● Exercise directions:
Quote the whole listing exactly. Leave the pictures out of your copy.

● Data section:
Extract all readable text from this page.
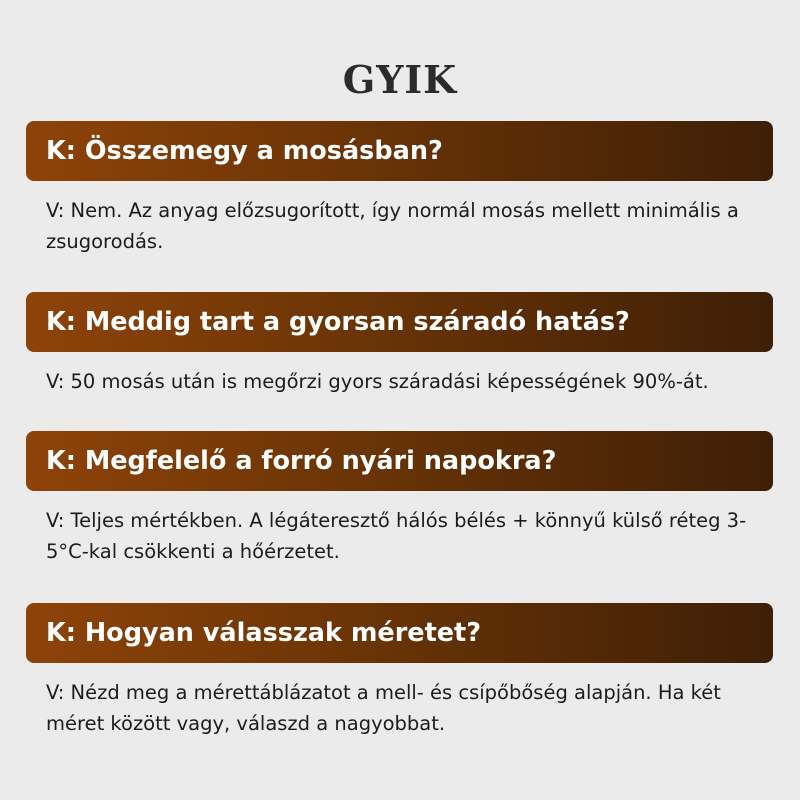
GYIK
K: Összemegy a mosásban?
V: Nem. Az anyag előzsugorított, így normál mosás mellett minimális a zsugorodás.
K: Meddig tart a gyorsan száradó hatás?
V: 50 mosás után is megőrzi gyors száradási képességének 90%-át.
K: Megfelelő a forró nyári napokra?
V: Teljes mértékben. A légáteresztő hálós bélés + könnyű külső réteg 3-5°C-kal csökkenti a hőérzetet.
K: Hogyan válasszak méretet?
V: Nézd meg a mérettáblázatot a mell- és csípőbőség alapján. Ha két méret között vagy, válaszd a nagyobbat.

● Correct response:
Extract all readable text from this page.
GYIK
K: Összemegy a mosásban?
V: Nem. Az anyag előzsugorított, így normál mosás mellett minimális a zsugorodás.
K: Meddig tart a gyorsan száradó hatás?
V: 50 mosás után is megőrzi gyors száradási képességének 90%-át.
K: Megfelelő a forró nyári napokra?
V: Teljes mértékben. A légáteresztő hálós bélés + könnyű külső réteg 3-5°C-kal csökkenti a hőérzetet.
K: Hogyan válasszak méretet?
V: Nézd meg a mérettáblázatot a mell- és csípőbőség alapján. Ha két méret között vagy, válaszd a nagyobbat.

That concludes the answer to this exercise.